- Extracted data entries

+---+

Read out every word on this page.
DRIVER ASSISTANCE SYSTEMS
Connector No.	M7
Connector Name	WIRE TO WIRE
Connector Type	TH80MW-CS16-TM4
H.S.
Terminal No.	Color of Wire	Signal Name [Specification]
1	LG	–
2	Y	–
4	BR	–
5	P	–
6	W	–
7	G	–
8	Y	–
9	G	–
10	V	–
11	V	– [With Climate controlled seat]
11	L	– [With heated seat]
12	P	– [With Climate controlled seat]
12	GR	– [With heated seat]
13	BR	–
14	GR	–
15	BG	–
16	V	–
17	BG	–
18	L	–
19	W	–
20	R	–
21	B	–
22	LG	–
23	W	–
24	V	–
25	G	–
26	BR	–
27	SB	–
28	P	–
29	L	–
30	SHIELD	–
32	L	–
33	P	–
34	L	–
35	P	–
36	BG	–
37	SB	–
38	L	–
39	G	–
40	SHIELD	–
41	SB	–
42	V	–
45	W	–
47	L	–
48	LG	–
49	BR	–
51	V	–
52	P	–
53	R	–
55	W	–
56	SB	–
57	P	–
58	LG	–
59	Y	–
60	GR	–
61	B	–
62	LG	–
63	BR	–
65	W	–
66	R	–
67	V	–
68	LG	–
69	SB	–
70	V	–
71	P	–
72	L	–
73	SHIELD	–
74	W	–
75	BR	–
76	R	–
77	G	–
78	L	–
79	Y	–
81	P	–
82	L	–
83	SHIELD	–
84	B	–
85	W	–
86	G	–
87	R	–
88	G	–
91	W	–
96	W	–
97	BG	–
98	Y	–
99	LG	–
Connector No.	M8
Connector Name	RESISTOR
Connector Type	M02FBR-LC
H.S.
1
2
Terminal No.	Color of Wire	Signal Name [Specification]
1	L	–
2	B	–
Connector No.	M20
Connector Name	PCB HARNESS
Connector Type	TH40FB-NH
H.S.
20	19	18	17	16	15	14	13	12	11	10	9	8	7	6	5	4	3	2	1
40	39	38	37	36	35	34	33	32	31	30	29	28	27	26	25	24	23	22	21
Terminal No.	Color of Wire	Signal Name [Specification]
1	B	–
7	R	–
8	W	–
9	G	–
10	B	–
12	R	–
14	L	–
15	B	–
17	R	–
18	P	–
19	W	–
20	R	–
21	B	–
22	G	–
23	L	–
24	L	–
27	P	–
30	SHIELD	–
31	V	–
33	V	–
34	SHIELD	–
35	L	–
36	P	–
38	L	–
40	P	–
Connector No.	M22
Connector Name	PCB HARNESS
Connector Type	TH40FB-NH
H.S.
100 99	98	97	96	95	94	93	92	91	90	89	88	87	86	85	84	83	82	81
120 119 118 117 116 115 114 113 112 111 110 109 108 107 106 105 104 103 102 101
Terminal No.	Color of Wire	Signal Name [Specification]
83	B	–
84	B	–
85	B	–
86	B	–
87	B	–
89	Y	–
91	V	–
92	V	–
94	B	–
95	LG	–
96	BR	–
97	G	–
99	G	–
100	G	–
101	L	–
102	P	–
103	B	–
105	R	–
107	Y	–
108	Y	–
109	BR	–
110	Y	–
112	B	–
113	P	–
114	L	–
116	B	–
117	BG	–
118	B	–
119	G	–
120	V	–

+---+

- EXERCISE AIM
Search the data above for lines holding "seat" and copy each of them.

- RESPONSE TO THIS EXERCISE
11	V	– [With Climate controlled seat]
11	L	– [With heated seat]
12	P	– [With Climate controlled seat]
12	GR	– [With heated seat]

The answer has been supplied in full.